§ WHAT IS ASKED
Look for the string "front" in every line, and copy each line that has it.

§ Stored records
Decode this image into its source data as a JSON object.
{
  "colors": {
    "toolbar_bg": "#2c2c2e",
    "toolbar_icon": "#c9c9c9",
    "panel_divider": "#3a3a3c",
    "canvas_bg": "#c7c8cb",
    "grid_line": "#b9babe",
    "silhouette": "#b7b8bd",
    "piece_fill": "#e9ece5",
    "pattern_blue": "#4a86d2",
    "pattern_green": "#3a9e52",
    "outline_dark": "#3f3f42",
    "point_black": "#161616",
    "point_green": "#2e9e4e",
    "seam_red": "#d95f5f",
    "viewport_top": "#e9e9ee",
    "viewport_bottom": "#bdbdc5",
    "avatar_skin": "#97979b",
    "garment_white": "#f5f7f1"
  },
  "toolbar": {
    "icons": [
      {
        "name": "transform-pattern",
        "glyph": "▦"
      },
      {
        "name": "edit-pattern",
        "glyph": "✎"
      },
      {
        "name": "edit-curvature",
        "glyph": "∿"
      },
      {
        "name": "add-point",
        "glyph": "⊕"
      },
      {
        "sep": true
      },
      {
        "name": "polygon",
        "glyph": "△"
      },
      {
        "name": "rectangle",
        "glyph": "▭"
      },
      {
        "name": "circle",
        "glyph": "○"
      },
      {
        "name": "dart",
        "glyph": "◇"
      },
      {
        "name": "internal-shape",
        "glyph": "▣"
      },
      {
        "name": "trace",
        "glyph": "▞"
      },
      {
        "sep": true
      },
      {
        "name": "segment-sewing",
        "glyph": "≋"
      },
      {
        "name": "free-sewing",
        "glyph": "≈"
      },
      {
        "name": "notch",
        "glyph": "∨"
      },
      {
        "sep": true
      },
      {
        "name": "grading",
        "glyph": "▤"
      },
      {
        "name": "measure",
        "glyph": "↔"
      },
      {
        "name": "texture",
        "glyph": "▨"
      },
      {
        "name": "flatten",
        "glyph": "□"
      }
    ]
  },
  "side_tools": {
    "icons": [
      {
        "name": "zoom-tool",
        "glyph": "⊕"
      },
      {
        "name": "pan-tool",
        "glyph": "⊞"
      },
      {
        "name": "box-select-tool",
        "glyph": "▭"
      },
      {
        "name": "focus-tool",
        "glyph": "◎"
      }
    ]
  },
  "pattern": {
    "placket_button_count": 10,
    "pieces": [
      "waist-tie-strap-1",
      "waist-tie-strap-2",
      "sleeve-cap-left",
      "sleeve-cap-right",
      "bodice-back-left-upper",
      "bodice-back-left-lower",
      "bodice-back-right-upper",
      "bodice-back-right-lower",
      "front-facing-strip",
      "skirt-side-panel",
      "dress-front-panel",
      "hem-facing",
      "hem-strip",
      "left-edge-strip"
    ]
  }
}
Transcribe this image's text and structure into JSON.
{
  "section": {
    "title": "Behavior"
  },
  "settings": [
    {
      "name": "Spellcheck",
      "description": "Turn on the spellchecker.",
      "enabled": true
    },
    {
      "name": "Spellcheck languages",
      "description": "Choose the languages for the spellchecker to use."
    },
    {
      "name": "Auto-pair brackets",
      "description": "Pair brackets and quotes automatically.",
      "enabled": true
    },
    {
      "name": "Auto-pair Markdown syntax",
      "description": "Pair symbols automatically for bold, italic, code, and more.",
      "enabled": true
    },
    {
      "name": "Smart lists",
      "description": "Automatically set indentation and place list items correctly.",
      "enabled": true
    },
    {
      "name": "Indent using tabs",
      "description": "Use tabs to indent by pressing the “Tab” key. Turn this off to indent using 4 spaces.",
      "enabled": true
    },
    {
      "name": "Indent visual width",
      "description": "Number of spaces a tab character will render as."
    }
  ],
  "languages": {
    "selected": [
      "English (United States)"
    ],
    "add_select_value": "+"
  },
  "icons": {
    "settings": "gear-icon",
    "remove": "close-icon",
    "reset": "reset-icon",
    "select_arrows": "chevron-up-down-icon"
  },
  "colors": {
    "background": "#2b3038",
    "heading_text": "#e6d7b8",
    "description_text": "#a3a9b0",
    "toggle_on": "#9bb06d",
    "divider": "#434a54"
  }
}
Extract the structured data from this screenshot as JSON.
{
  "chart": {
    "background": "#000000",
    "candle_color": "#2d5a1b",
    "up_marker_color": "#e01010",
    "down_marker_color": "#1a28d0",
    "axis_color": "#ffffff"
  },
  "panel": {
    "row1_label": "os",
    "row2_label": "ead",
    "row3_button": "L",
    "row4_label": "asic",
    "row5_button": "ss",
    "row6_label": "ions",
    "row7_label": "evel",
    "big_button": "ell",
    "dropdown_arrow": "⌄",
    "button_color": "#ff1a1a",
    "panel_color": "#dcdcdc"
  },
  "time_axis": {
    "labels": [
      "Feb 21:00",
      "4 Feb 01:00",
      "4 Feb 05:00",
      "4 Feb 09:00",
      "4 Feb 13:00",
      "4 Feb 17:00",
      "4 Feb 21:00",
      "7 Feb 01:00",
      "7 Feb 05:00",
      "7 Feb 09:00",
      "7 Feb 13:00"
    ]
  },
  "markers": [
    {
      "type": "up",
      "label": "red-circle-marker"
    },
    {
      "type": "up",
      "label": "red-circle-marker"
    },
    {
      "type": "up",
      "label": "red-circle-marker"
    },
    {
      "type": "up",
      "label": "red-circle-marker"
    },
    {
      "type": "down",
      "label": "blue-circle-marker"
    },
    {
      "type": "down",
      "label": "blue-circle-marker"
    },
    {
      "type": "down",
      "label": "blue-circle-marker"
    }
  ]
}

§ THE OUTPUT
      "front-facing-strip",
      "dress-front-panel",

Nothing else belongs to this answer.